_Aim:_ Swap every "x-tick-label" in the listing for "date-label" and change nothing else. Leave the pictures out.

Saved data entries:
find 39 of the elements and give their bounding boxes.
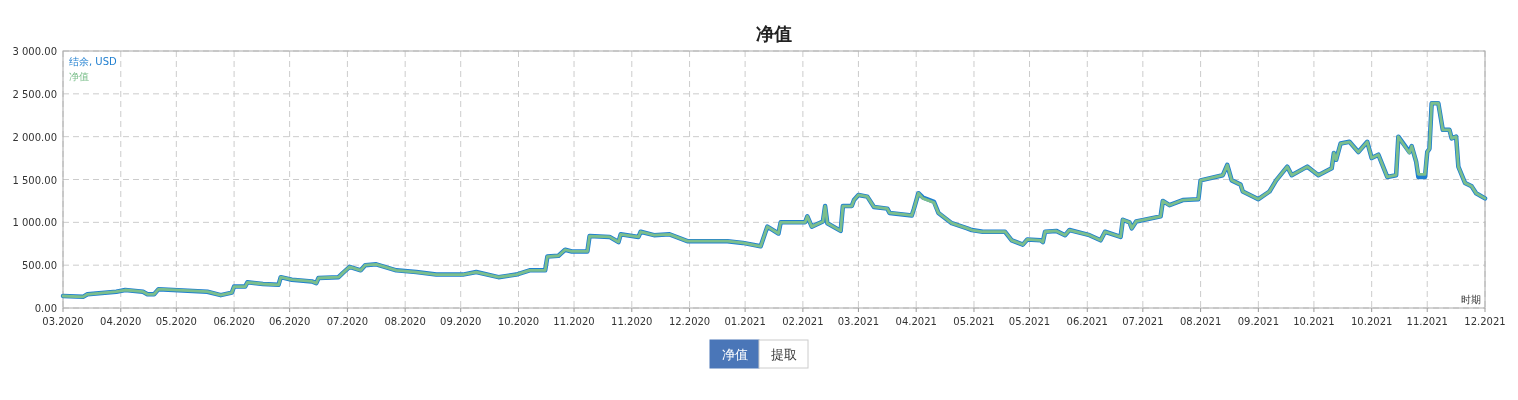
x-tick-label: 05.2021: [953, 316, 995, 327]
y-tick-label: 500.00: [22, 260, 57, 272]
x-tick-label: 09.2021: [1237, 316, 1280, 327]
x-tick-label: 07.2020: [326, 316, 369, 327]
x-tick-label: 11.2021: [1406, 316, 1448, 327]
x-tick-label: 05.2020: [155, 316, 197, 327]
x-tick-label: 05.2021: [1008, 316, 1051, 327]
x-tick-label: 07.2021: [1122, 316, 1164, 327]
x-tick-label: 12.2021: [1464, 316, 1506, 327]
x-tick-label: 12.2020: [668, 316, 711, 327]
y-tick-label: 2 000.00: [12, 131, 57, 143]
x-tick-label: 11.2020: [553, 316, 595, 327]
x-tick-label: 08.2021: [1179, 316, 1222, 327]
x-tick-label: 09.2020: [440, 316, 482, 327]
x-tick-label: 03.2021: [837, 316, 880, 327]
x-tick-label: 10.2021: [1293, 316, 1335, 327]
x-tick-label: 06.2020: [268, 316, 311, 327]
x-tick-label: 10.2020: [497, 316, 540, 327]
x-tick-label: 06.2021: [1066, 316, 1108, 327]
x-tick-label: 03.2020: [42, 316, 84, 327]
x-tick-label: 08.2020: [384, 316, 426, 327]
y-tick-label: 2 500.00: [12, 88, 57, 100]
x-tick-label: 10.2021: [1351, 316, 1393, 327]
x-tick-label: 04.2020: [100, 316, 142, 327]
y-tick-label: 3 000.00: [12, 46, 57, 57]
x-tick-label: 04.2021: [895, 316, 937, 327]
y-tick-label: 0.00: [34, 303, 57, 314]
text: 提取: [770, 347, 797, 362]
chart-title: 净值: [756, 23, 792, 44]
y-tick-label: 1 500.00: [12, 174, 57, 186]
x-axis-title: 时期: [1461, 294, 1481, 305]
x-tick-label: 11.2020: [611, 316, 653, 327]
text: 净值: [69, 71, 89, 82]
y-tick-label: 1 000.00: [12, 217, 57, 229]
x-tick-label: 01.2021: [724, 316, 766, 327]
text: 净值: [721, 347, 748, 362]
x-tick-label: 06.2020: [213, 316, 255, 327]
text: 结余, USD: [69, 56, 118, 67]
x-tick-label: 02.2021: [782, 316, 824, 327]
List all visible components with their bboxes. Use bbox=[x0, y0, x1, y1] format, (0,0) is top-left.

_The reply:_
find 39 of the elements and give their bounding boxes.
date-label: 05.2021: [953, 316, 995, 327]
y-tick-label: 500.00: [22, 260, 57, 272]
date-label: 09.2021: [1237, 316, 1280, 327]
date-label: 07.2020: [326, 316, 369, 327]
date-label: 11.2021: [1406, 316, 1448, 327]
date-label: 05.2020: [155, 316, 197, 327]
date-label: 05.2021: [1008, 316, 1051, 327]
date-label: 07.2021: [1122, 316, 1164, 327]
date-label: 12.2021: [1464, 316, 1506, 327]
date-label: 12.2020: [668, 316, 711, 327]
y-tick-label: 2 000.00: [12, 131, 57, 143]
date-label: 11.2020: [553, 316, 595, 327]
date-label: 08.2021: [1179, 316, 1222, 327]
date-label: 09.2020: [440, 316, 482, 327]
date-label: 03.2021: [837, 316, 880, 327]
date-label: 10.2021: [1293, 316, 1335, 327]
date-label: 06.2020: [268, 316, 311, 327]
date-label: 10.2020: [497, 316, 540, 327]
date-label: 06.2021: [1066, 316, 1108, 327]
date-label: 03.2020: [42, 316, 84, 327]
date-label: 08.2020: [384, 316, 426, 327]
y-tick-label: 2 500.00: [12, 88, 57, 100]
date-label: 10.2021: [1351, 316, 1393, 327]
date-label: 04.2020: [100, 316, 142, 327]
y-tick-label: 3 000.00: [12, 46, 57, 57]
date-label: 04.2021: [895, 316, 937, 327]
y-tick-label: 0.00: [34, 303, 57, 314]
text: 提取: [770, 347, 797, 362]
chart-title: 净值: [756, 23, 792, 44]
y-tick-label: 1 500.00: [12, 174, 57, 186]
x-axis-title: 时期: [1461, 294, 1481, 305]
date-label: 11.2020: [611, 316, 653, 327]
text: 净值: [69, 71, 89, 82]
y-tick-label: 1 000.00: [12, 217, 57, 229]
date-label: 01.2021: [724, 316, 766, 327]
text: 净值: [721, 347, 748, 362]
date-label: 06.2020: [213, 316, 255, 327]
text: 结余, USD: [69, 56, 118, 67]
date-label: 02.2021: [782, 316, 824, 327]
List all visible components with their bboxes. Use bbox=[x0, y0, x1, y1] format, (0,0) is top-left.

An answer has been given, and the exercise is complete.